-------- TEXT SHOWN --------

- Machine learning, data modeling, long/short strategy research and model implementation. Research optimization algorithm and optimal execution, high frequency tick data, fastick API. Implemented filters to remove outliers and noise. Large intraday/tick by tick data sets parallel handling in HDF5, Python scikit-learn, C++.
- Solve all kinds of issues for traders by providing quick and immediate answers as well as long term solutions.
Confidential
Senior Quant/Calculation Engineer
Responsibilities:
- Coordinated with traders, IT, quants and reported to CTO. Developed a calculation library for the emerging market interest rate derivatives pricing system.
- Prototyped in Python, VBA/Excel rapid application, Matlab, Core Java, C++ pricing server, QuantLib Java wrapper, Boost multithreading, JNI/RMI middle layer, Sybase database, linear optimization, numerical methods.
- Derived and implemented a creative approach to fast calculate currency swap forward rate and convexity adjustment matrix and time series within any time span. Validate the swap rate with the forward rate from swaption models. Calibrate yield curve for emerging market currencies.

--------

| PROBLEMS TO WORK ON |
1. Reproduce word for word the part of the resume excerpt from "- Solve all" up to and including "emerging market currencies.".
2. Which groups does the resume excerpt say the Senior Quant/Calculation Engineer coordinated with?
Rely only on the resume excerpt.

-------- MATERIAL SHOWN --------

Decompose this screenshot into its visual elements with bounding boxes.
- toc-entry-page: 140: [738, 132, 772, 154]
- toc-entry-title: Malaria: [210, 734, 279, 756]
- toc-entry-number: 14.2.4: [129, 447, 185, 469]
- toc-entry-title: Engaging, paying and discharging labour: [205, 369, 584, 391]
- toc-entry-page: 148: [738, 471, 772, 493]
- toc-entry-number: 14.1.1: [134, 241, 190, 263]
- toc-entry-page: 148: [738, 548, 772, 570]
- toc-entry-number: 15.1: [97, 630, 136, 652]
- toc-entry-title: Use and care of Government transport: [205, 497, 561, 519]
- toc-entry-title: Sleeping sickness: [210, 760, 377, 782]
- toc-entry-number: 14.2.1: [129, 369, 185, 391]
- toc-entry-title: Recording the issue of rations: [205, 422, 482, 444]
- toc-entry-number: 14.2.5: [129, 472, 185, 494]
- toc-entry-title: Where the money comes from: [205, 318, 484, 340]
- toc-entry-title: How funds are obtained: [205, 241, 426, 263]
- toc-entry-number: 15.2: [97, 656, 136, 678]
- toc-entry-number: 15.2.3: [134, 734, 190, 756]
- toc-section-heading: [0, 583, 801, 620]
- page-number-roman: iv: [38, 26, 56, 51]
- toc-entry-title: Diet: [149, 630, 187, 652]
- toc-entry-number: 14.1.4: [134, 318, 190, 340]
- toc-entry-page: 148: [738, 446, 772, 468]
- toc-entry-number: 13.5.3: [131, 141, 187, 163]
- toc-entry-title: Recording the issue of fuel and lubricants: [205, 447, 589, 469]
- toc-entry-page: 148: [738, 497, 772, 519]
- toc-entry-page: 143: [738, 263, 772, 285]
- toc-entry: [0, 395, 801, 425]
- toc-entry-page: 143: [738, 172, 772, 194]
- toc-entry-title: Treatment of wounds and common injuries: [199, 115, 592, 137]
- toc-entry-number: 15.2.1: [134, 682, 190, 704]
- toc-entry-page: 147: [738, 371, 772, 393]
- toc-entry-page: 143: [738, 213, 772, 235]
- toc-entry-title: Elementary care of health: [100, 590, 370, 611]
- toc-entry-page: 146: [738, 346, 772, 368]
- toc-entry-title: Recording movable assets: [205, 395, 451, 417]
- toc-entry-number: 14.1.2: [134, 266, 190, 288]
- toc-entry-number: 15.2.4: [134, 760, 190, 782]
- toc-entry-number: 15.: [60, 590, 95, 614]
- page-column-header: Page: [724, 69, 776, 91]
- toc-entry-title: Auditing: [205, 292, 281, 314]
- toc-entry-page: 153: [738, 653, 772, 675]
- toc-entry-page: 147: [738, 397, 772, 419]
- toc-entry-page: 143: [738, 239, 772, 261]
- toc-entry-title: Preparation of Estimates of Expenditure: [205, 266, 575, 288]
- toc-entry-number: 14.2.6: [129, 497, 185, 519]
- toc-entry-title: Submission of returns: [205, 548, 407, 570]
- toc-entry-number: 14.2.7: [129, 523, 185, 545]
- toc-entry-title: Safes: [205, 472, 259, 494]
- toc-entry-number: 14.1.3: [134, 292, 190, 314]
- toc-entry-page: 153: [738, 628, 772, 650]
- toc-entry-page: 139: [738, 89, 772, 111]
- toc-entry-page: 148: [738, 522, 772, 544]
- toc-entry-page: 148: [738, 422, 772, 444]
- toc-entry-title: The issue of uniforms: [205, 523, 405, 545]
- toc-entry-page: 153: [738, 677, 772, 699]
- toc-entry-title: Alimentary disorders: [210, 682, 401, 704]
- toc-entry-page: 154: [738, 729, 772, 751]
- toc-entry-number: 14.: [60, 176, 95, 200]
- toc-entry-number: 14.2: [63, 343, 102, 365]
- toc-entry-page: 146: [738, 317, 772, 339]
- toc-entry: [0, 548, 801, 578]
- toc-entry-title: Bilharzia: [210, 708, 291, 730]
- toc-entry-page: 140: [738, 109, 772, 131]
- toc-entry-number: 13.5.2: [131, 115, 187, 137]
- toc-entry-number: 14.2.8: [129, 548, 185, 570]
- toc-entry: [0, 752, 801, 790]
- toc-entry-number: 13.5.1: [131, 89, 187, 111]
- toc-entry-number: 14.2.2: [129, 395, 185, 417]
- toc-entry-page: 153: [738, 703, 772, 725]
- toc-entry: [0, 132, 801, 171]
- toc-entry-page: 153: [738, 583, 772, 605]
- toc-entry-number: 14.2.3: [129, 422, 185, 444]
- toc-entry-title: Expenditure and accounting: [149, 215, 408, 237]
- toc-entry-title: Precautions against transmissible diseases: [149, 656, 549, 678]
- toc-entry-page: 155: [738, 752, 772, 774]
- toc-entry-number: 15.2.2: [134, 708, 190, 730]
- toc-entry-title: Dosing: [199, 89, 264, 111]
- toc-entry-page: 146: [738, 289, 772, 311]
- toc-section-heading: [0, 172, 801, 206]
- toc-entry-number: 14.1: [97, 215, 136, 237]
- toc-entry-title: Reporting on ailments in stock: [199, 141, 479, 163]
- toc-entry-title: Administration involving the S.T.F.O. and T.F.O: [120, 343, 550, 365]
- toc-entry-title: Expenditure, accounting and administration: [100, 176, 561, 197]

--------

| SOLUTIONS |
1.
- Solve all kinds of issues for traders by providing quick and immediate answers as well as long term solutions.
Confidential
Senior Quant/Calculation Engineer
Responsibilities:
- Coordinated with traders, IT, quants and reported to CTO. Developed a calculation library for the emerging market interest rate derivatives pricing system.
- Prototyped in Python, VBA/Excel rapid application, Matlab, Core Java, C++ pricing server, QuantLib Java wrapper, Boost multithreading, JNI/RMI middle layer, Sybase database, linear optimization, numerical methods.
- Derived and implemented a creative approach to fast calculate currency swap forward rate and convexity adjustment matrix and time series within any time span. Validate the swap rate with the forward rate from swaption models. Calibrate yield curve for emerging market currencies.

2. Traders, IT, quants